What to do ::
Retype the passage on the Voynich Manuscript talks word for word, from "Of course, the" up to and including "display (I think).".

Text segment ::
Of course, the minute I post about Voynich talks, several more suddenly pop up. 🙂
The ‘Heaven Astrolabe’ blogger (Margherita Fiorello) gave a nicely-meandering (but picture-heavy) description of wandering across Rome to see a talk on the Voynich Manuscript, held on the 23rd June 2009 at the Libreria Aseq esoteric bookshop (a bit like an upmarket Italian version of Treadwells, if you like). The occasion (“L’Enigma del Manoscritto Voynich – Il più grande mistero di tutti i tempi“) was prompted by the release of the Italian edition of Marcelo Dos Santos’ book (he’s Argentinian, just so you know), and consisted of discussion by Stefano Verdini (who researches things “beyond reality”) and Rome-based Japanese medievalist (and Voynich fan) Yoshi Ohashi, who also brought along some of his artworks to display (I think).
And then I found another recent talk, this time called “Voynich: il libro che nessuno sa leggere” from 15th April 2009 at the even more evocative location of the Villa Mondragone (yes, really!) Of the two people at the front table, presumably one is a PR lady from Edizioni Mediterranee and the other (with his thumbs superglued to his chin, if you like early Steve Martin films) Marcelo Dos Santos himself.

Excerpted data ::
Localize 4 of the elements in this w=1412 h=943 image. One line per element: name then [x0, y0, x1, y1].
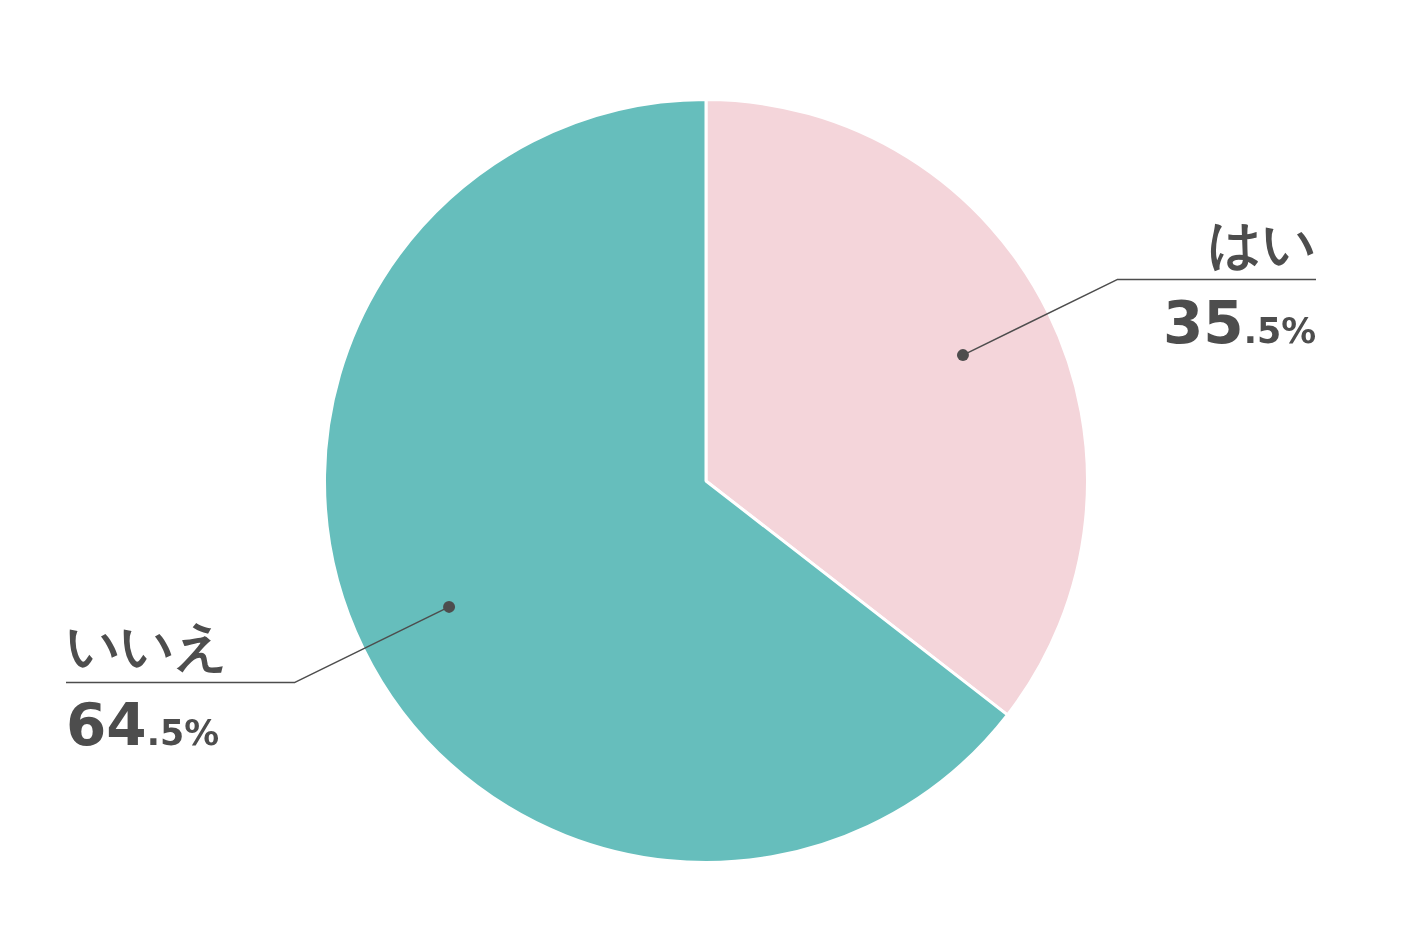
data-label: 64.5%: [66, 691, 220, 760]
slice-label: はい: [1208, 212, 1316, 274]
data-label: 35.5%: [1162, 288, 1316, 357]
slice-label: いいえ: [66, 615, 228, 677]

---

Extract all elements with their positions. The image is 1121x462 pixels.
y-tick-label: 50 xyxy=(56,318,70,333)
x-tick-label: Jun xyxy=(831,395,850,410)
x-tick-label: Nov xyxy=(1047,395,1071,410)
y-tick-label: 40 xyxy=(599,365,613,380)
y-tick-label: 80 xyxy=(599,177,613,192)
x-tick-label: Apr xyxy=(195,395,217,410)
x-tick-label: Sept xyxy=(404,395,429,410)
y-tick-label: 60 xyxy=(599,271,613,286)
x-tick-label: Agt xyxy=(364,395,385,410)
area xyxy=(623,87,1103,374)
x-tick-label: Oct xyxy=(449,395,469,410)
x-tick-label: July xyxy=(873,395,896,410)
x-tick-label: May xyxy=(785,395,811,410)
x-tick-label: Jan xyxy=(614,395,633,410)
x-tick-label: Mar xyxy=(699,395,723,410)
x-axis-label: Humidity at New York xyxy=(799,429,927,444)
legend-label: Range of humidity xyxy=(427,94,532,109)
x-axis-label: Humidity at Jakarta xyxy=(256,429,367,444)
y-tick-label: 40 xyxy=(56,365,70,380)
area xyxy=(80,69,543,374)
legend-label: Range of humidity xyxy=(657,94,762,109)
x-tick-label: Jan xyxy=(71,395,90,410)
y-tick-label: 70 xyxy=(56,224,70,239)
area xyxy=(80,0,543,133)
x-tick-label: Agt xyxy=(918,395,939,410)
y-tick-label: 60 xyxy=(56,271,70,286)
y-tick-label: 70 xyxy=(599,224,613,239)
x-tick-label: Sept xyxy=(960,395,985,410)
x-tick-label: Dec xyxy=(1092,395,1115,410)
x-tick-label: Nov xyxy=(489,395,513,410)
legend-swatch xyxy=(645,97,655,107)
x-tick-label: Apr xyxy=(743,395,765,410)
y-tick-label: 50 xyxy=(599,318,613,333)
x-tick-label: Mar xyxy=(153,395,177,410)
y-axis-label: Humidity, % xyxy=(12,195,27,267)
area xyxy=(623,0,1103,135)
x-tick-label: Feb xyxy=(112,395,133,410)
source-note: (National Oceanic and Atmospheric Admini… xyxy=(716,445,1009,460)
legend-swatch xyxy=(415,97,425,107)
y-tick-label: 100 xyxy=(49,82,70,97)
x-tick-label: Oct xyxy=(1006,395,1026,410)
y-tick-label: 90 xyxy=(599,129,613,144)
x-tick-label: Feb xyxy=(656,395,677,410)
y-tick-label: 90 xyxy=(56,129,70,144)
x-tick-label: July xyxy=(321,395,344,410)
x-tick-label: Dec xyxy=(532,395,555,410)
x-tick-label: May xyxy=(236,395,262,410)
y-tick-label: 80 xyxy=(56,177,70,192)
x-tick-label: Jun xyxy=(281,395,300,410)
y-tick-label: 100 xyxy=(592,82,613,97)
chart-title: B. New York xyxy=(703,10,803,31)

Exercise solution ::
Of course, the minute I post about Voynich talks, several more suddenly pop up. 🙂
The ‘Heaven Astrolabe’ blogger (Margherita Fiorello) gave a nicely-meandering (but picture-heavy) description of wandering across Rome to see a talk on the Voynich Manuscript, held on the 23rd June 2009 at the Libreria Aseq esoteric bookshop (a bit like an upmarket Italian version of Treadwells, if you like). The occasion (“L’Enigma del Manoscritto Voynich – Il più grande mistero di tutti i tempi“) was prompted by the release of the Italian edition of Marcelo Dos Santos’ book (he’s Argentinian, just so you know), and consisted of discussion by Stefano Verdini (who researches things “beyond reality”) and Rome-based Japanese medievalist (and Voynich fan) Yoshi Ohashi, who also brought along some of his artworks to display (I think).